[Figure record extracts]

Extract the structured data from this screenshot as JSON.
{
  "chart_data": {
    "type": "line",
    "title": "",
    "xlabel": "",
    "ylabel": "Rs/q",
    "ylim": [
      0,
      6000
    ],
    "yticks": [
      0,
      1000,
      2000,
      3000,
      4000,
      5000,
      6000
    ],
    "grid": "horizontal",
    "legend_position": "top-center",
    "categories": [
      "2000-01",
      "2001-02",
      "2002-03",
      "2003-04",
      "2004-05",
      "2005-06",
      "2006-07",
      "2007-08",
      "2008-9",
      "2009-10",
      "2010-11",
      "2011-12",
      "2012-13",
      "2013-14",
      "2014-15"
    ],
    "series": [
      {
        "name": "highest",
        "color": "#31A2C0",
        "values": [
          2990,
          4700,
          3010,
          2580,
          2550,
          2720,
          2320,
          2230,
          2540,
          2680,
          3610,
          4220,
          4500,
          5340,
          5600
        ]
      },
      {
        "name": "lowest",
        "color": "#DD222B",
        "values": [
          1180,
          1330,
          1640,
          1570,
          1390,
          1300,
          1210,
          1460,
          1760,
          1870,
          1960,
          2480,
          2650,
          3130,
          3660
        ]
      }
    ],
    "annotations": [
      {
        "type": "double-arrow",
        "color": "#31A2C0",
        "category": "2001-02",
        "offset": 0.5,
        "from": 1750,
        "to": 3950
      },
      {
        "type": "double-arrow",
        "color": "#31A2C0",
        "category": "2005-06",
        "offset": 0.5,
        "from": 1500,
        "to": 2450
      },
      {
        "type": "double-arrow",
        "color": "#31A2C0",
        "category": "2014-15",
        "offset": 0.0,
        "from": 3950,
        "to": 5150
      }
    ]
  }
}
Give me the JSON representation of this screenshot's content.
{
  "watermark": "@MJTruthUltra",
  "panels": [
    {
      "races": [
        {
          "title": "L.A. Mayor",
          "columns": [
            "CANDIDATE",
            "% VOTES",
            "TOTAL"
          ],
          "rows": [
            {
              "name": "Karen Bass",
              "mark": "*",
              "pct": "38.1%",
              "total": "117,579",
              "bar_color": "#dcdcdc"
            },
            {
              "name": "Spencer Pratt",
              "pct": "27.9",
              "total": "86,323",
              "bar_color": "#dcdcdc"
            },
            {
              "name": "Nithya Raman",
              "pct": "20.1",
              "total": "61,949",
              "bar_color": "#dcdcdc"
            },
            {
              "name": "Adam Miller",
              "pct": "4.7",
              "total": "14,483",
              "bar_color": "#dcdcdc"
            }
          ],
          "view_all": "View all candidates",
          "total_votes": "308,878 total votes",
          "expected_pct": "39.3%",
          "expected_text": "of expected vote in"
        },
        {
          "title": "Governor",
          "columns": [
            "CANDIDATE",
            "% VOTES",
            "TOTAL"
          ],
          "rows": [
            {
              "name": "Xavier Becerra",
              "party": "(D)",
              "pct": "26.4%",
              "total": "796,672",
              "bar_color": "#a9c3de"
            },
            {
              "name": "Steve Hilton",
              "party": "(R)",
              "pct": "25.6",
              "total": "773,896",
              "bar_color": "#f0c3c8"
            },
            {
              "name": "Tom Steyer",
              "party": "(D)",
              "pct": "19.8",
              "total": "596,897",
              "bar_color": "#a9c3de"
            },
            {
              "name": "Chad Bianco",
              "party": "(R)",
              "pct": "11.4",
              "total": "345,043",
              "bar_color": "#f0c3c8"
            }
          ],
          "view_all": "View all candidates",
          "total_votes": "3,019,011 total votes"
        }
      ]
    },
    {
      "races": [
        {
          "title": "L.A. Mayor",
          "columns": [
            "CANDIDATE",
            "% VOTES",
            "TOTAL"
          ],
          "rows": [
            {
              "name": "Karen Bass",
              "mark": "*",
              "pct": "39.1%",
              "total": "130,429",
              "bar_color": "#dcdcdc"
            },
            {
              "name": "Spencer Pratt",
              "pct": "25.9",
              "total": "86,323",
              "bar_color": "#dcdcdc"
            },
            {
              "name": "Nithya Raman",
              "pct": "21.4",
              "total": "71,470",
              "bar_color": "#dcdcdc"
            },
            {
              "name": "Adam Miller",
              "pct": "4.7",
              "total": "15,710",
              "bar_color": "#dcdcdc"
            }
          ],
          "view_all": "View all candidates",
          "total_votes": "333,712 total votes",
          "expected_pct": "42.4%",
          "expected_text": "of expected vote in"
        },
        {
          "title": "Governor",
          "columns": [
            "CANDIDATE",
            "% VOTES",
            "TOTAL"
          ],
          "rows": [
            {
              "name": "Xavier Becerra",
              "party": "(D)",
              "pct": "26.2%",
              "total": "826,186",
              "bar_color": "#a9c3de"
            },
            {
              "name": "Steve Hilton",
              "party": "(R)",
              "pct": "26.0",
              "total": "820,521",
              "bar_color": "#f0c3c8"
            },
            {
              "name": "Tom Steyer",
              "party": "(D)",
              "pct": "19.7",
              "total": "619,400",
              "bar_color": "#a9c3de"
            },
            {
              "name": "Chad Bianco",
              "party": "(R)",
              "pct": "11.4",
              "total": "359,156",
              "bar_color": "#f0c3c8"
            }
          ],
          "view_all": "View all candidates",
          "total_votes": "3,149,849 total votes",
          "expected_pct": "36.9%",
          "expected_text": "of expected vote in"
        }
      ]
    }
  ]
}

→ GIVEN TASK: Please set down each line of the records exactly as given.

→ WRITTEN SOLUTION:
Extract the structured data from this screenshot as JSON.
{
  "chart_data": {
    "type": "line",
    "title": "",
    "xlabel": "",
    "ylabel": "Rs/q",
    "ylim": [
      0,
      6000
    ],
    "yticks": [
      0,
      1000,
      2000,
      3000,
      4000,
      5000,
      6000
    ],
    "grid": "horizontal",
    "legend_position": "top-center",
    "categories": [
      "2000-01",
      "2001-02",
      "2002-03",
      "2003-04",
      "2004-05",
      "2005-06",
      "2006-07",
      "2007-08",
      "2008-9",
      "2009-10",
      "2010-11",
      "2011-12",
      "2012-13",
      "2013-14",
      "2014-15"
    ],
    "series": [
      {
        "name": "highest",
        "color": "#31A2C0",
        "values": [
          2990,
          4700,
          3010,
          2580,
          2550,
          2720,
          2320,
          2230,
          2540,
          2680,
          3610,
          4220,
          4500,
          5340,
          5600
        ]
      },
      {
        "name": "lowest",
        "color": "#DD222B",
        "values": [
          1180,
          1330,
          1640,
          1570,
          1390,
          1300,
          1210,
          1460,
          1760,
          1870,
          1960,
          2480,
          2650,
          3130,
          3660
        ]
      }
    ],
    "annotations": [
      {
        "type": "double-arrow",
        "color": "#31A2C0",
        "category": "2001-02",
        "offset": 0.5,
        "from": 1750,
        "to": 3950
      },
      {
        "type": "double-arrow",
        "color": "#31A2C0",
        "category": "2005-06",
        "offset": 0.5,
        "from": 1500,
        "to": 2450
      },
      {
        "type": "double-arrow",
        "color": "#31A2C0",
        "category": "2014-15",
        "offset": 0.0,
        "from": 3950,
        "to": 5150
      }
    ]
  }
}
Give me the JSON representation of this screenshot's content.
{
  "watermark": "@MJTruthUltra",
  "panels": [
    {
      "races": [
        {
          "title": "L.A. Mayor",
          "columns": [
            "CANDIDATE",
            "% VOTES",
            "TOTAL"
          ],
          "rows": [
            {
              "name": "Karen Bass",
              "mark": "*",
              "pct": "38.1%",
              "total": "117,579",
              "bar_color": "#dcdcdc"
            },
            {
              "name": "Spencer Pratt",
              "pct": "27.9",
              "total": "86,323",
              "bar_color": "#dcdcdc"
            },
            {
              "name": "Nithya Raman",
              "pct": "20.1",
              "total": "61,949",
              "bar_color": "#dcdcdc"
            },
            {
              "name": "Adam Miller",
              "pct": "4.7",
              "total": "14,483",
              "bar_color": "#dcdcdc"
            }
          ],
          "view_all": "View all candidates",
          "total_votes": "308,878 total votes",
          "expected_pct": "39.3%",
          "expected_text": "of expected vote in"
        },
        {
          "title": "Governor",
          "columns": [
            "CANDIDATE",
            "% VOTES",
            "TOTAL"
          ],
          "rows": [
            {
              "name": "Xavier Becerra",
              "party": "(D)",
              "pct": "26.4%",
              "total": "796,672",
              "bar_color": "#a9c3de"
            },
            {
              "name": "Steve Hilton",
              "party": "(R)",
              "pct": "25.6",
              "total": "773,896",
              "bar_color": "#f0c3c8"
            },
            {
              "name": "Tom Steyer",
              "party": "(D)",
              "pct": "19.8",
              "total": "596,897",
              "bar_color": "#a9c3de"
            },
            {
              "name": "Chad Bianco",
              "party": "(R)",
              "pct": "11.4",
              "total": "345,043",
              "bar_color": "#f0c3c8"
            }
          ],
          "view_all": "View all candidates",
          "total_votes": "3,019,011 total votes"
        }
      ]
    },
    {
      "races": [
        {
          "title": "L.A. Mayor",
          "columns": [
            "CANDIDATE",
            "% VOTES",
            "TOTAL"
          ],
          "rows": [
            {
              "name": "Karen Bass",
              "mark": "*",
              "pct": "39.1%",
              "total": "130,429",
              "bar_color": "#dcdcdc"
            },
            {
              "name": "Spencer Pratt",
              "pct": "25.9",
              "total": "86,323",
              "bar_color": "#dcdcdc"
            },
            {
              "name": "Nithya Raman",
              "pct": "21.4",
              "total": "71,470",
              "bar_color": "#dcdcdc"
            },
            {
              "name": "Adam Miller",
              "pct": "4.7",
              "total": "15,710",
              "bar_color": "#dcdcdc"
            }
          ],
          "view_all": "View all candidates",
          "total_votes": "333,712 total votes",
          "expected_pct": "42.4%",
          "expected_text": "of expected vote in"
        },
        {
          "title": "Governor",
          "columns": [
            "CANDIDATE",
            "% VOTES",
            "TOTAL"
          ],
          "rows": [
            {
              "name": "Xavier Becerra",
              "party": "(D)",
              "pct": "26.2%",
              "total": "826,186",
              "bar_color": "#a9c3de"
            },
            {
              "name": "Steve Hilton",
              "party": "(R)",
              "pct": "26.0",
              "total": "820,521",
              "bar_color": "#f0c3c8"
            },
            {
              "name": "Tom Steyer",
              "party": "(D)",
              "pct": "19.7",
              "total": "619,400",
              "bar_color": "#a9c3de"
            },
            {
              "name": "Chad Bianco",
              "party": "(R)",
              "pct": "11.4",
              "total": "359,156",
              "bar_color": "#f0c3c8"
            }
          ],
          "view_all": "View all candidates",
          "total_votes": "3,149,849 total votes",
          "expected_pct": "36.9%",
          "expected_text": "of expected vote in"
        }
      ]
    }
  ]
}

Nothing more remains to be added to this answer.